### Task to carry out
Select all lines holding the word "Average" from the entries that follow.

----- Dataset extract

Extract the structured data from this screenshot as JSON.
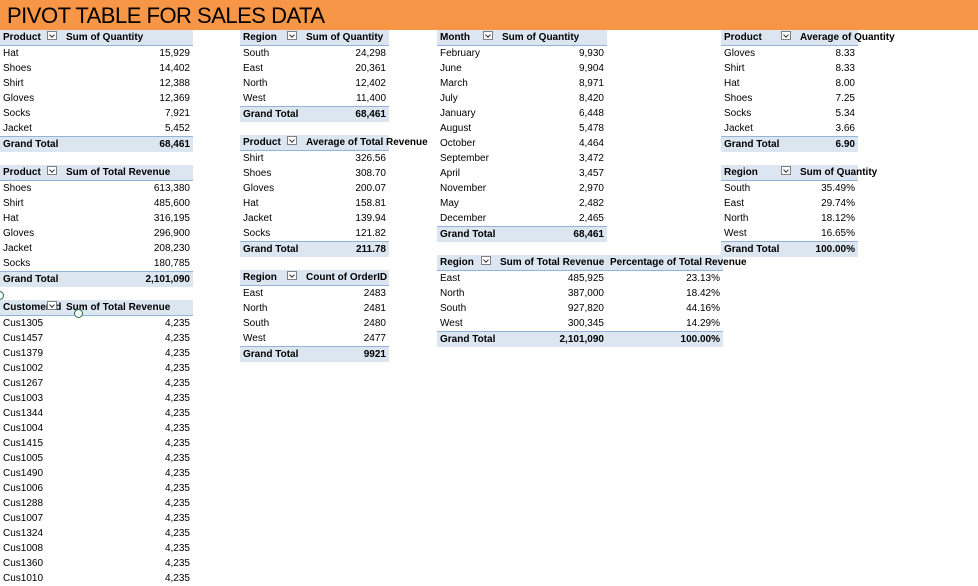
{
  "title": "PIVOT TABLE FOR SALES DATA",
  "pt_product_qty": {
    "headers": [
      "Product",
      "Sum of Quantity"
    ],
    "rows": [
      [
        "Hat",
        "15,929"
      ],
      [
        "Shoes",
        "14,402"
      ],
      [
        "Shirt",
        "12,388"
      ],
      [
        "Gloves",
        "12,369"
      ],
      [
        "Socks",
        "7,921"
      ],
      [
        "Jacket",
        "5,452"
      ]
    ],
    "total": [
      "Grand Total",
      "68,461"
    ]
  },
  "pt_product_rev": {
    "headers": [
      "Product",
      "Sum of Total Revenue"
    ],
    "rows": [
      [
        "Shoes",
        "613,380"
      ],
      [
        "Shirt",
        "485,600"
      ],
      [
        "Hat",
        "316,195"
      ],
      [
        "Gloves",
        "296,900"
      ],
      [
        "Jacket",
        "208,230"
      ],
      [
        "Socks",
        "180,785"
      ]
    ],
    "total": [
      "Grand Total",
      "2,101,090"
    ]
  },
  "pt_customer_rev": {
    "headers": [
      "Customer Id",
      "Sum of Total Revenue"
    ],
    "rows": [
      [
        "Cus1305",
        "4,235"
      ],
      [
        "Cus1457",
        "4,235"
      ],
      [
        "Cus1379",
        "4,235"
      ],
      [
        "Cus1002",
        "4,235"
      ],
      [
        "Cus1267",
        "4,235"
      ],
      [
        "Cus1003",
        "4,235"
      ],
      [
        "Cus1344",
        "4,235"
      ],
      [
        "Cus1004",
        "4,235"
      ],
      [
        "Cus1415",
        "4,235"
      ],
      [
        "Cus1005",
        "4,235"
      ],
      [
        "Cus1490",
        "4,235"
      ],
      [
        "Cus1006",
        "4,235"
      ],
      [
        "Cus1288",
        "4,235"
      ],
      [
        "Cus1007",
        "4,235"
      ],
      [
        "Cus1324",
        "4,235"
      ],
      [
        "Cus1008",
        "4,235"
      ],
      [
        "Cus1360",
        "4,235"
      ],
      [
        "Cus1010",
        "4,235"
      ]
    ]
  },
  "pt_region_qty": {
    "headers": [
      "Region",
      "Sum of Quantity"
    ],
    "rows": [
      [
        "South",
        "24,298"
      ],
      [
        "East",
        "20,361"
      ],
      [
        "North",
        "12,402"
      ],
      [
        "West",
        "11,400"
      ]
    ],
    "total": [
      "Grand Total",
      "68,461"
    ]
  },
  "pt_product_avg_rev": {
    "headers": [
      "Product",
      "Average of Total Revenue"
    ],
    "rows": [
      [
        "Shirt",
        "326.56"
      ],
      [
        "Shoes",
        "308.70"
      ],
      [
        "Gloves",
        "200.07"
      ],
      [
        "Hat",
        "158.81"
      ],
      [
        "Jacket",
        "139.94"
      ],
      [
        "Socks",
        "121.82"
      ]
    ],
    "total": [
      "Grand Total",
      "211.78"
    ]
  },
  "pt_region_count": {
    "headers": [
      "Region",
      "Count of OrderID"
    ],
    "rows": [
      [
        "East",
        "2483"
      ],
      [
        "North",
        "2481"
      ],
      [
        "South",
        "2480"
      ],
      [
        "West",
        "2477"
      ]
    ],
    "total": [
      "Grand Total",
      "9921"
    ]
  },
  "pt_month_qty": {
    "headers": [
      "Month",
      "Sum of Quantity"
    ],
    "rows": [
      [
        "February",
        "9,930"
      ],
      [
        "June",
        "9,904"
      ],
      [
        "March",
        "8,971"
      ],
      [
        "July",
        "8,420"
      ],
      [
        "January",
        "6,448"
      ],
      [
        "August",
        "5,478"
      ],
      [
        "October",
        "4,464"
      ],
      [
        "September",
        "3,472"
      ],
      [
        "April",
        "3,457"
      ],
      [
        "November",
        "2,970"
      ],
      [
        "May",
        "2,482"
      ],
      [
        "December",
        "2,465"
      ]
    ],
    "total": [
      "Grand Total",
      "68,461"
    ]
  },
  "pt_region_rev_pct": {
    "headers": [
      "Region",
      "Sum of Total Revenue",
      "Percentage of Total Revenue"
    ],
    "rows": [
      [
        "East",
        "485,925",
        "23.13%"
      ],
      [
        "North",
        "387,000",
        "18.42%"
      ],
      [
        "South",
        "927,820",
        "44.16%"
      ],
      [
        "West",
        "300,345",
        "14.29%"
      ]
    ],
    "total": [
      "Grand Total",
      "2,101,090",
      "100.00%"
    ]
  },
  "pt_product_avg_qty": {
    "headers": [
      "Product",
      "Average of Quantity"
    ],
    "rows": [
      [
        "Gloves",
        "8.33"
      ],
      [
        "Shirt",
        "8.33"
      ],
      [
        "Hat",
        "8.00"
      ],
      [
        "Shoes",
        "7.25"
      ],
      [
        "Socks",
        "5.34"
      ],
      [
        "Jacket",
        "3.66"
      ]
    ],
    "total": [
      "Grand Total",
      "6.90"
    ]
  },
  "pt_region_qty_pct": {
    "headers": [
      "Region",
      "Sum of Quantity"
    ],
    "rows": [
      [
        "South",
        "35.49%"
      ],
      [
        "East",
        "29.74%"
      ],
      [
        "North",
        "18.12%"
      ],
      [
        "West",
        "16.65%"
      ]
    ],
    "total": [
      "Grand Total",
      "100.00%"
    ]
  },
  "colors": {
    "banner": "#f79646",
    "header_fill": "#dce6f1",
    "header_border": "#95b3d7",
    "selection": "#217346"
  }
}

----------

### The answer
      "Average of Total Revenue"
      "Average of Quantity"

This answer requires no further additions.